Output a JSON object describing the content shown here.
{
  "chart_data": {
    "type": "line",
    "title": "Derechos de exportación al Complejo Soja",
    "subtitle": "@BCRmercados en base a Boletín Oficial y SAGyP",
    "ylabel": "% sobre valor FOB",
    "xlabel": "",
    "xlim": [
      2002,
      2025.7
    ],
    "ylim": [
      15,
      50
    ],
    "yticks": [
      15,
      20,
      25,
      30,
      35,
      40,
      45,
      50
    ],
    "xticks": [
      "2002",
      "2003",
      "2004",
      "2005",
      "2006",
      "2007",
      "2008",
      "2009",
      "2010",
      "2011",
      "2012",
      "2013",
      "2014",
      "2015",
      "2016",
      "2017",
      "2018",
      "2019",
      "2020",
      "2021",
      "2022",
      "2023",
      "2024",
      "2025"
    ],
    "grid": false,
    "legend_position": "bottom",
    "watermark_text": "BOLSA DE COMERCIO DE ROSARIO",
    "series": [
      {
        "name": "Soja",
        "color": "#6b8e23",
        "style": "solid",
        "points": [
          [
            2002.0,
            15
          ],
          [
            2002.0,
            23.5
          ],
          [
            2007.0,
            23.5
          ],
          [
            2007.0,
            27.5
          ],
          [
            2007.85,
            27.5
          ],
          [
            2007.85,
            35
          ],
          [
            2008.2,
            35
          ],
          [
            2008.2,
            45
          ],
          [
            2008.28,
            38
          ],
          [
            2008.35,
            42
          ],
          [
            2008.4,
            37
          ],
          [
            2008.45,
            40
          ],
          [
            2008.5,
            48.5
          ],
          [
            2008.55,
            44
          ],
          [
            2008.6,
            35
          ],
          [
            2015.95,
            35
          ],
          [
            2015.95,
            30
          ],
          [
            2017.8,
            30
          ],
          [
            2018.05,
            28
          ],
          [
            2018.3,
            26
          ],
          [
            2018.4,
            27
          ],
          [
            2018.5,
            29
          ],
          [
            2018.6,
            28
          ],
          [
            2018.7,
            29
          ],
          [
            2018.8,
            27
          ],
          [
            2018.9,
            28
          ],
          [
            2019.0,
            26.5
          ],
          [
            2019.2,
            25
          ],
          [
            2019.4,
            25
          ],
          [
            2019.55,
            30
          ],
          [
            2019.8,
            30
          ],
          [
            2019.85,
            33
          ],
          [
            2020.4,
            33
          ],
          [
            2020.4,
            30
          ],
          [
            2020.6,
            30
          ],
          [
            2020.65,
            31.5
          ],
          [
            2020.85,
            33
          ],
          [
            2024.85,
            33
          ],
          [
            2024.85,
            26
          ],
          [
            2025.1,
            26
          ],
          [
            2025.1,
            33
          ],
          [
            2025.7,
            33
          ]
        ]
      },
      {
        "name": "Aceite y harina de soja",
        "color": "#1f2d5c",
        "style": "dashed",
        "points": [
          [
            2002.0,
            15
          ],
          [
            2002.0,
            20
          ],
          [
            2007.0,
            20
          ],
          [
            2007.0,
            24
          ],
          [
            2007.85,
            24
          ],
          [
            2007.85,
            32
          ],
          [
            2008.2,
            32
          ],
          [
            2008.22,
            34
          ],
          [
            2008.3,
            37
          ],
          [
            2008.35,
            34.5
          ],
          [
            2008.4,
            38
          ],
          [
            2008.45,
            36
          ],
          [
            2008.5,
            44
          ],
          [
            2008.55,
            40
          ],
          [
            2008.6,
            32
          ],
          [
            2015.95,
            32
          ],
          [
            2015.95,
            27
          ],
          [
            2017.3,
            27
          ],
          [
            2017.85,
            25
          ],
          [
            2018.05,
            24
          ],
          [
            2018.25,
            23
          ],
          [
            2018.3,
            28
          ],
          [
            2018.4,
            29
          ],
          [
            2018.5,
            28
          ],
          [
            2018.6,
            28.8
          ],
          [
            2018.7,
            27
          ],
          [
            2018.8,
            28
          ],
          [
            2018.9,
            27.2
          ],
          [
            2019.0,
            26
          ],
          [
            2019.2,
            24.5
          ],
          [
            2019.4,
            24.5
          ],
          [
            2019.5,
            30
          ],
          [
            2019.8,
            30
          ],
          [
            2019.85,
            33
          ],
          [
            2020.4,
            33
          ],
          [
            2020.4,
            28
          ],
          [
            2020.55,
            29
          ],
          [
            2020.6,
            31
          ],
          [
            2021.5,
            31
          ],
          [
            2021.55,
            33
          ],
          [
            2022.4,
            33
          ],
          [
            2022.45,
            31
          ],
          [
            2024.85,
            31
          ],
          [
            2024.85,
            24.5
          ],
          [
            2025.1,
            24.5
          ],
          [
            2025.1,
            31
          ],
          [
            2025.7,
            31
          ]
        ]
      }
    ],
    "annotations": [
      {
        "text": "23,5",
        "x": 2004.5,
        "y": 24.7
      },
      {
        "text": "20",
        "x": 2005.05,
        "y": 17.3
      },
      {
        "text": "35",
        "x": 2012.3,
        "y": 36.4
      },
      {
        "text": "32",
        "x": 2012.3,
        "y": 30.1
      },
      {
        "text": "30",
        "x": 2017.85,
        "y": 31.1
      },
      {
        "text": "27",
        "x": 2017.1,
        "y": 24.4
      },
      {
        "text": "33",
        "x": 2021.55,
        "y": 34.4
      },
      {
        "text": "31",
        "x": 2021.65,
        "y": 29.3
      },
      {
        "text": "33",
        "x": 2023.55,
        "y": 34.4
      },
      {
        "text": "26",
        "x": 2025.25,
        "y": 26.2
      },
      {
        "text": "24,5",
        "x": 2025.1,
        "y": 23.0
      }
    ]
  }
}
---
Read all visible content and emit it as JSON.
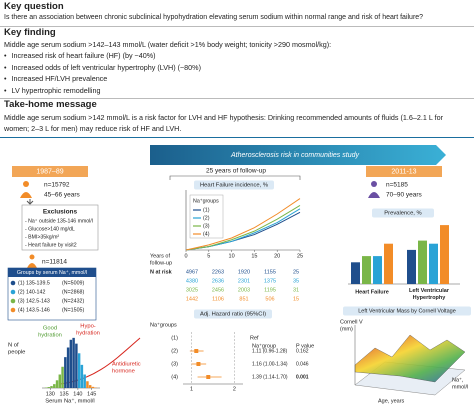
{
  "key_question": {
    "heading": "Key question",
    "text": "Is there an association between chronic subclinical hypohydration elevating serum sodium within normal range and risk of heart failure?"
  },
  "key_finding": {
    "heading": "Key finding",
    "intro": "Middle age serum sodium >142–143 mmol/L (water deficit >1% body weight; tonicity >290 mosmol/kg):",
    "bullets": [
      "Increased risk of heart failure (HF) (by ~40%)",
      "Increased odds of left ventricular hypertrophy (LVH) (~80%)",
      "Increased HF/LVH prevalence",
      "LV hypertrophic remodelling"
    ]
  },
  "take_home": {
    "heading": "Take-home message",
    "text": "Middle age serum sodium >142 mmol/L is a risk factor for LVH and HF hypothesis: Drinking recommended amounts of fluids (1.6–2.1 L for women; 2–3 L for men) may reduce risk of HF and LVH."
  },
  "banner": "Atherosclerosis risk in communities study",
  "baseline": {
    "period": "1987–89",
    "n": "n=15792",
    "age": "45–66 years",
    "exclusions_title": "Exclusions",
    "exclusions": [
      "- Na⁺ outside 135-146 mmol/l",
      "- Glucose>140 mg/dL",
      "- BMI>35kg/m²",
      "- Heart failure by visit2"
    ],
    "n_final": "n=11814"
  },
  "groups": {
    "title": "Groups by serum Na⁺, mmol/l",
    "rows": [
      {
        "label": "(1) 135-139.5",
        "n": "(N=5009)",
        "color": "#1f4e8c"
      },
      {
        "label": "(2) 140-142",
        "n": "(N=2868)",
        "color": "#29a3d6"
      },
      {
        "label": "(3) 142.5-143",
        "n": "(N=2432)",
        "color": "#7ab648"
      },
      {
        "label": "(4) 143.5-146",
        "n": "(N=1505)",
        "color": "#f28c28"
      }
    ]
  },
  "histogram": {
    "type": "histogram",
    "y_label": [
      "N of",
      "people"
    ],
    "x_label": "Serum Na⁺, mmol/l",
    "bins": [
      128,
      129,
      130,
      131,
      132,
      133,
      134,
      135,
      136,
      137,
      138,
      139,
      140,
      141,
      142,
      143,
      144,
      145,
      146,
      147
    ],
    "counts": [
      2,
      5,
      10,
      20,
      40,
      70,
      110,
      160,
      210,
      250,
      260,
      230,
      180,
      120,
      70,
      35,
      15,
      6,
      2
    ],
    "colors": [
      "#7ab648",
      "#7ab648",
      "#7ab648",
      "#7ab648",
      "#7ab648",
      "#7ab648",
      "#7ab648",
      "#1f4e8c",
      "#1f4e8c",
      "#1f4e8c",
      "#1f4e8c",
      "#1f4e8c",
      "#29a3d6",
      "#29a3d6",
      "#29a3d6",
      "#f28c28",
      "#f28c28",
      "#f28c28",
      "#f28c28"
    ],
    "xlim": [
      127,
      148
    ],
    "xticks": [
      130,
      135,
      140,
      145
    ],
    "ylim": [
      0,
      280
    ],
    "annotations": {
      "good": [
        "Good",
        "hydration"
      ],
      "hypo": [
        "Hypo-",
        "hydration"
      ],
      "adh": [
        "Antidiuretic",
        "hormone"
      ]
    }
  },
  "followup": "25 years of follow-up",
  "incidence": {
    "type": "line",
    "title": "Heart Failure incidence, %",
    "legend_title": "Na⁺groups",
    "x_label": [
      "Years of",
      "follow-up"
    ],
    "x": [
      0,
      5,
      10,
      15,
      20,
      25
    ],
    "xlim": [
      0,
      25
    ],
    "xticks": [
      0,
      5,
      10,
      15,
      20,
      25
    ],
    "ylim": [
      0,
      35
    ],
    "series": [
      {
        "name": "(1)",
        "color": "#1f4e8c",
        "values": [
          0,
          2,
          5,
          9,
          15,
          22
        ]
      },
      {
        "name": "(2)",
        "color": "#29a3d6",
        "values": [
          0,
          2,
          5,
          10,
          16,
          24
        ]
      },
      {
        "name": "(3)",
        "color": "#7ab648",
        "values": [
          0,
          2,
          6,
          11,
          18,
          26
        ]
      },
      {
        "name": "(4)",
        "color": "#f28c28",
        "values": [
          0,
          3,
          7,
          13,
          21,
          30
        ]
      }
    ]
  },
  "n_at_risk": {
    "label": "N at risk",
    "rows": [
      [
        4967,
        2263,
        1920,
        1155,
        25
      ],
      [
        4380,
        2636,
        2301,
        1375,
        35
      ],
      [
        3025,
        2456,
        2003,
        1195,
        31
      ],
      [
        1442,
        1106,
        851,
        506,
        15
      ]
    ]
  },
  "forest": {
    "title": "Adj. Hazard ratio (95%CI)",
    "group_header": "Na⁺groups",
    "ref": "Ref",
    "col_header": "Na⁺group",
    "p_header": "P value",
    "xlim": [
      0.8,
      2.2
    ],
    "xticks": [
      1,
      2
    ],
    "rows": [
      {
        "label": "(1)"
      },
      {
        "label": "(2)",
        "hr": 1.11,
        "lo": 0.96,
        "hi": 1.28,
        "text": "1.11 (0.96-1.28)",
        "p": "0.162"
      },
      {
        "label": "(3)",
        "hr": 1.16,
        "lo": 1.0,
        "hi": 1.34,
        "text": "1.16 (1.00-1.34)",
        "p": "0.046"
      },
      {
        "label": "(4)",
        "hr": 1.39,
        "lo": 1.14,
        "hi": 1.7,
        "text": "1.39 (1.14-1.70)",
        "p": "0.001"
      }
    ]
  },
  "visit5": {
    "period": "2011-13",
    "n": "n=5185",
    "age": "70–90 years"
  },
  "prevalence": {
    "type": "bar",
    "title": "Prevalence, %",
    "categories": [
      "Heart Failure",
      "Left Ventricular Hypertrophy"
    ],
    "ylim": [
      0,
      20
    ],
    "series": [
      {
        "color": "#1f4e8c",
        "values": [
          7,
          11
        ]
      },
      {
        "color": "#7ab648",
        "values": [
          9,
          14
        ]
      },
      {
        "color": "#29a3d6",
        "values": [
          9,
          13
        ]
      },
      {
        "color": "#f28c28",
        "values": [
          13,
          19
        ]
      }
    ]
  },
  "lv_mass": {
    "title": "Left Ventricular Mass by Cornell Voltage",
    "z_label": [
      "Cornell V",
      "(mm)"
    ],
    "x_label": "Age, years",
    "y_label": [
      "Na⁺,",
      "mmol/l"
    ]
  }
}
---
Identify the lines of the data that contain the word "Increased". Copy each of them.

      "Increased risk of heart failure (HF) (by ~40%)",
      "Increased odds of left ventricular hypertrophy (LVH) (~80%)",
      "Increased HF/LVH prevalence",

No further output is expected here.